[What you have to do] Show all lines from the data that include the word "heart".

Stored data entries
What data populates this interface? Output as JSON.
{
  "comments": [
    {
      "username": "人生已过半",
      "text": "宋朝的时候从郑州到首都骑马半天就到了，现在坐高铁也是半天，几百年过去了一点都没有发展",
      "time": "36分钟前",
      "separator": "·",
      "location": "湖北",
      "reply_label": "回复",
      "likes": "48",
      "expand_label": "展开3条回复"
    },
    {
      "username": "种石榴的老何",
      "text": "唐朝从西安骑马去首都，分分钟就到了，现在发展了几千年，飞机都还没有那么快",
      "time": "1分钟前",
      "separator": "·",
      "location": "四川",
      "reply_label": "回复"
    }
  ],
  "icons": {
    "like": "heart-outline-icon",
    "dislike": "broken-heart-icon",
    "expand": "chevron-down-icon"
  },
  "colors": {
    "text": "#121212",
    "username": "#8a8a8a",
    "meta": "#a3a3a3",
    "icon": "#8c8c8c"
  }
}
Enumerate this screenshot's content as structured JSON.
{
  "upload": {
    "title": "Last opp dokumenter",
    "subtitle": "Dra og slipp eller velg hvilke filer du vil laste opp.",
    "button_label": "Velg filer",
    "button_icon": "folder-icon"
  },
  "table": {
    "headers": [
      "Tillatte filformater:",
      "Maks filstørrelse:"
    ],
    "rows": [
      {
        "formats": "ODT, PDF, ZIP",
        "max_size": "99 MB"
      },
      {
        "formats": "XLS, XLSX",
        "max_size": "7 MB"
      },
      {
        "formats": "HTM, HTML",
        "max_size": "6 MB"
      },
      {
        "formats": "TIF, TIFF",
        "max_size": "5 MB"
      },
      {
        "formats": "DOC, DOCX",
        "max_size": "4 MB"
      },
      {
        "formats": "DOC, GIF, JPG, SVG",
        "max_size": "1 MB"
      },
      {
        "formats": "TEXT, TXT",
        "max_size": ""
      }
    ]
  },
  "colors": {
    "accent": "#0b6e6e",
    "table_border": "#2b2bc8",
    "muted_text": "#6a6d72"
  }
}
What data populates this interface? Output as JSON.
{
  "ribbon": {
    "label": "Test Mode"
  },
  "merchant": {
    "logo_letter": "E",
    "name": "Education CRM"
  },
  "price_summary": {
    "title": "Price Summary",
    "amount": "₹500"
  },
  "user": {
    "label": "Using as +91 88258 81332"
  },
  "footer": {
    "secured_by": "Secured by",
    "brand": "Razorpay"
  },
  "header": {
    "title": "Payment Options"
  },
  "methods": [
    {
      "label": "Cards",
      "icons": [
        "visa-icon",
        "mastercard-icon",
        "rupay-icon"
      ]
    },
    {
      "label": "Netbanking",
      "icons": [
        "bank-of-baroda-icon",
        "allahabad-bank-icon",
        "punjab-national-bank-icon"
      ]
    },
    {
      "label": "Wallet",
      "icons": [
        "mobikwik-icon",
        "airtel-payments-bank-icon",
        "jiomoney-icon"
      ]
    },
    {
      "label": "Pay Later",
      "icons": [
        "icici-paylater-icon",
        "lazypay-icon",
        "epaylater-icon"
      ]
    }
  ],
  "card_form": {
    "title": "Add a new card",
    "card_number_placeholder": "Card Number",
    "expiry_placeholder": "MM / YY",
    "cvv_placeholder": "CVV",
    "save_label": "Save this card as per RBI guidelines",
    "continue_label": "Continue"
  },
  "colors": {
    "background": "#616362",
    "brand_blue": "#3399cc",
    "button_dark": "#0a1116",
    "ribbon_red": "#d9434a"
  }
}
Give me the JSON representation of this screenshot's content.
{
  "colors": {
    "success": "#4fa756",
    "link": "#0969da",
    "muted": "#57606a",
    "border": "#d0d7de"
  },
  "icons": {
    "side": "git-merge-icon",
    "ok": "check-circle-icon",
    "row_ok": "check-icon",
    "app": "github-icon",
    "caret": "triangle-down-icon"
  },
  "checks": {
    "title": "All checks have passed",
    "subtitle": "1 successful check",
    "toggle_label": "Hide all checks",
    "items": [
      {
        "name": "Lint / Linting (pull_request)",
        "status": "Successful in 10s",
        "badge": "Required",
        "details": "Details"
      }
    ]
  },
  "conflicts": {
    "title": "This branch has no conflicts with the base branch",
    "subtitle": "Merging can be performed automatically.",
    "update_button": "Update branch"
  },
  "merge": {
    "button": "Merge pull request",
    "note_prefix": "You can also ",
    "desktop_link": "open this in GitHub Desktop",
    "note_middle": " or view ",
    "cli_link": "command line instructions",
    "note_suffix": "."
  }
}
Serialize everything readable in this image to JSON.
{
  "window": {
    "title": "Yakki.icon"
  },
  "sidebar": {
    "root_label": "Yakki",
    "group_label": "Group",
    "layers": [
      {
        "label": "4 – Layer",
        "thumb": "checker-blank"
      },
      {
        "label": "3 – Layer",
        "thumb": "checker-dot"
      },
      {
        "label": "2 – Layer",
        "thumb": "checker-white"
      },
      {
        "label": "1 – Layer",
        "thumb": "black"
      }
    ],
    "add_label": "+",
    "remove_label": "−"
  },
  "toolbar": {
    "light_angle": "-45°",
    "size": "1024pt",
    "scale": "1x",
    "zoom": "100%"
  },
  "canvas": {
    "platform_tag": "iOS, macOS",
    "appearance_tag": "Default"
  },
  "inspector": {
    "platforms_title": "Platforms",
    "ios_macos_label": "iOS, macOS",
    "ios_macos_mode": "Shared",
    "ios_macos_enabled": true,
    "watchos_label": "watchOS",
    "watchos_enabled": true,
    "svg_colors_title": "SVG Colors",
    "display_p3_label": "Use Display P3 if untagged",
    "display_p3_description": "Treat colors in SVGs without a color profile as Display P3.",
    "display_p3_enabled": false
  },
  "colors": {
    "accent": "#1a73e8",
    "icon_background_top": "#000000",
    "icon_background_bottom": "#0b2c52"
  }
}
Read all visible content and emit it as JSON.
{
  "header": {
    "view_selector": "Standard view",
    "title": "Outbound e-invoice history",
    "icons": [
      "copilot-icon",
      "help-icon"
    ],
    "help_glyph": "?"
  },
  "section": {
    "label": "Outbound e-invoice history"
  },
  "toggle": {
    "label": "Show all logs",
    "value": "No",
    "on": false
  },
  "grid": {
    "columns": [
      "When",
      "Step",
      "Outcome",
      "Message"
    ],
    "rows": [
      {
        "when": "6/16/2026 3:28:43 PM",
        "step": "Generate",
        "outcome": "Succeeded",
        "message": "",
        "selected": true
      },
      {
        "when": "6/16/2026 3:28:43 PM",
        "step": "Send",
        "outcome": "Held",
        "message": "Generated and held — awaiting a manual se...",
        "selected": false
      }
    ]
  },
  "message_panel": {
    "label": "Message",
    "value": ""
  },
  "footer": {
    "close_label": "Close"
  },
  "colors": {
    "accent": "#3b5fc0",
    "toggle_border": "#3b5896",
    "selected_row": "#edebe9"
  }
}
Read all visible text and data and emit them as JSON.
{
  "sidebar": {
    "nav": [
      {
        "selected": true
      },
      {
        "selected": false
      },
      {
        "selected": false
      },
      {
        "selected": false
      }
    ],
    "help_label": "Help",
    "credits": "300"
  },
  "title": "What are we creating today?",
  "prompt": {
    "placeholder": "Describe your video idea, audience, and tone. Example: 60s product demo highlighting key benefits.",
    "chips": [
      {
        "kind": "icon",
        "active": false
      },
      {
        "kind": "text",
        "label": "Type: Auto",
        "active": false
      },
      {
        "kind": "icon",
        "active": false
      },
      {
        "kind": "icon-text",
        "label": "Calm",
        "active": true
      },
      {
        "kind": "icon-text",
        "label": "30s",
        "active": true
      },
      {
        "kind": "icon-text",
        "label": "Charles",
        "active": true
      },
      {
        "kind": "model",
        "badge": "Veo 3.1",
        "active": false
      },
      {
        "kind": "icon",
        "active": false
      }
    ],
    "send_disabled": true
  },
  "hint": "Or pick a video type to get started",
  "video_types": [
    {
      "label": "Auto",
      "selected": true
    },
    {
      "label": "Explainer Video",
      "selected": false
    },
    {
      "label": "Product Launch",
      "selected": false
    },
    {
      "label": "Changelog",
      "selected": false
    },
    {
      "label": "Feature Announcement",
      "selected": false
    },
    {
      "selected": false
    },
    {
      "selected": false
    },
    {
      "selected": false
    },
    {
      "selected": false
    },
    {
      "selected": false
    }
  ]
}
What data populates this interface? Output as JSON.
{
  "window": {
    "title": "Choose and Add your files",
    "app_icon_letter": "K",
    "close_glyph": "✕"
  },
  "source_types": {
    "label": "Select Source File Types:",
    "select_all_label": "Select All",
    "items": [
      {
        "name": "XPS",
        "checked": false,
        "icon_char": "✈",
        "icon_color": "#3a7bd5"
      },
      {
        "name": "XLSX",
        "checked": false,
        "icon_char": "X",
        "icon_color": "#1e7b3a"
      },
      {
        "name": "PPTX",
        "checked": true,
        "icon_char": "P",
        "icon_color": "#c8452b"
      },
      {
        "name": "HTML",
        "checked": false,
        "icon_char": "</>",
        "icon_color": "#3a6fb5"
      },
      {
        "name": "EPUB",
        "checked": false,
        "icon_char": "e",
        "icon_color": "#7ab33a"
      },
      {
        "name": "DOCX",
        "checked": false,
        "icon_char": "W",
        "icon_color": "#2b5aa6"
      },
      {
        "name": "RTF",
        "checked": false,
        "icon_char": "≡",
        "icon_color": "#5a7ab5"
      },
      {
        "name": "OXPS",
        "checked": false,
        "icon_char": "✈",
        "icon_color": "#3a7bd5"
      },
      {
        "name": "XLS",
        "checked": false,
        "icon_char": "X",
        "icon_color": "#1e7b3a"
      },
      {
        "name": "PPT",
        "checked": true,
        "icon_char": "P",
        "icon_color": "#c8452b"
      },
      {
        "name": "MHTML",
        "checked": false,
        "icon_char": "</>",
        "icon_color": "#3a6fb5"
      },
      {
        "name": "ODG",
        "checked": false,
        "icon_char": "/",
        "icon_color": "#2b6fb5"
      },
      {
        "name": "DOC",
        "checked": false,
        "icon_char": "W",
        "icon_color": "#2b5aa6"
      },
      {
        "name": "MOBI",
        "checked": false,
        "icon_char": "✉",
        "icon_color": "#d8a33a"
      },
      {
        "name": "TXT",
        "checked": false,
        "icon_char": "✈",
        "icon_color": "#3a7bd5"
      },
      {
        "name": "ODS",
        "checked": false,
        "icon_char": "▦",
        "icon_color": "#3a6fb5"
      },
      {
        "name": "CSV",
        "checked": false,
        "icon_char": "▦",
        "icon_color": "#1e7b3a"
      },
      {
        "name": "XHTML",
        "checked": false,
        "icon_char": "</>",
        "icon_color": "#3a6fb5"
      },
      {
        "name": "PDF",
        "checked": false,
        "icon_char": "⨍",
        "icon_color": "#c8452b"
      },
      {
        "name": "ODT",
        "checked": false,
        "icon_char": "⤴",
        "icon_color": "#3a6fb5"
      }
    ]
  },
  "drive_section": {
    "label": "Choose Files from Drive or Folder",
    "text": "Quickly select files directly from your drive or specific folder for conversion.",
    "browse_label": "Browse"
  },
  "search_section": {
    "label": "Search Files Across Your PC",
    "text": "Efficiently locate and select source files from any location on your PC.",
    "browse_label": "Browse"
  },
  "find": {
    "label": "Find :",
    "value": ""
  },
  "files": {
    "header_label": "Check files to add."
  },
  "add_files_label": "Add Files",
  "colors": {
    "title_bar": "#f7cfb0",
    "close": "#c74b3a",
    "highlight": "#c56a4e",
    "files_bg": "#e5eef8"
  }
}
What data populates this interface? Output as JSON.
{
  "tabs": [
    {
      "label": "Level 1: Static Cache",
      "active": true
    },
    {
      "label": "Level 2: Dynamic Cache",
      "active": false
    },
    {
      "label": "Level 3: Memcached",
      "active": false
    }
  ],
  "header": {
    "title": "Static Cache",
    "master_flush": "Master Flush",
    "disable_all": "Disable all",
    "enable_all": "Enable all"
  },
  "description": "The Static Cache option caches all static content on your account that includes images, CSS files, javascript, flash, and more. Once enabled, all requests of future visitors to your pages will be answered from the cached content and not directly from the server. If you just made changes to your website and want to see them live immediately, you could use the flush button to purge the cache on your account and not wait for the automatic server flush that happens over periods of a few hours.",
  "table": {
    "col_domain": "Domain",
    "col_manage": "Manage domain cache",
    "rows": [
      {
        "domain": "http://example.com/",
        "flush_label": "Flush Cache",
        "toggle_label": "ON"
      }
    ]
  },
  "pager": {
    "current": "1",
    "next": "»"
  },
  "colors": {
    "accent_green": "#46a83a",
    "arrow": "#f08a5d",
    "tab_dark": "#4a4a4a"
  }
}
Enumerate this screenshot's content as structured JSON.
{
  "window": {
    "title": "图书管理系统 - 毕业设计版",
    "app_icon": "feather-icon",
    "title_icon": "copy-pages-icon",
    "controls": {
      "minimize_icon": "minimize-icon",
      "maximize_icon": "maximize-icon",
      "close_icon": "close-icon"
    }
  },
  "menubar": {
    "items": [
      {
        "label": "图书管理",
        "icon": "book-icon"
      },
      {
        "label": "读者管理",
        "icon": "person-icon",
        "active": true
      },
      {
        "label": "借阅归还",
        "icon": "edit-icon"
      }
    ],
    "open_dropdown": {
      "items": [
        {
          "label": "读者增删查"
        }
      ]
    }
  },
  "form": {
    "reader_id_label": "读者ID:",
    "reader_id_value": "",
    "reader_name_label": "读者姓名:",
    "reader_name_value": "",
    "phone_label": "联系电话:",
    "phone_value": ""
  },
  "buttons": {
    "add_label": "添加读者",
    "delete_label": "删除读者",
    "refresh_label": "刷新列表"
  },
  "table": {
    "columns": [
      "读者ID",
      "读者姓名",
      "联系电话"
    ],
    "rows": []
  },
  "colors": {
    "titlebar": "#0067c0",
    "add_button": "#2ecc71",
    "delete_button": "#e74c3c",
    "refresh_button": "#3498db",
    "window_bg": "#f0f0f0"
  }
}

[The completed task]
    "like": "heart-outline-icon",
    "dislike": "broken-heart-icon",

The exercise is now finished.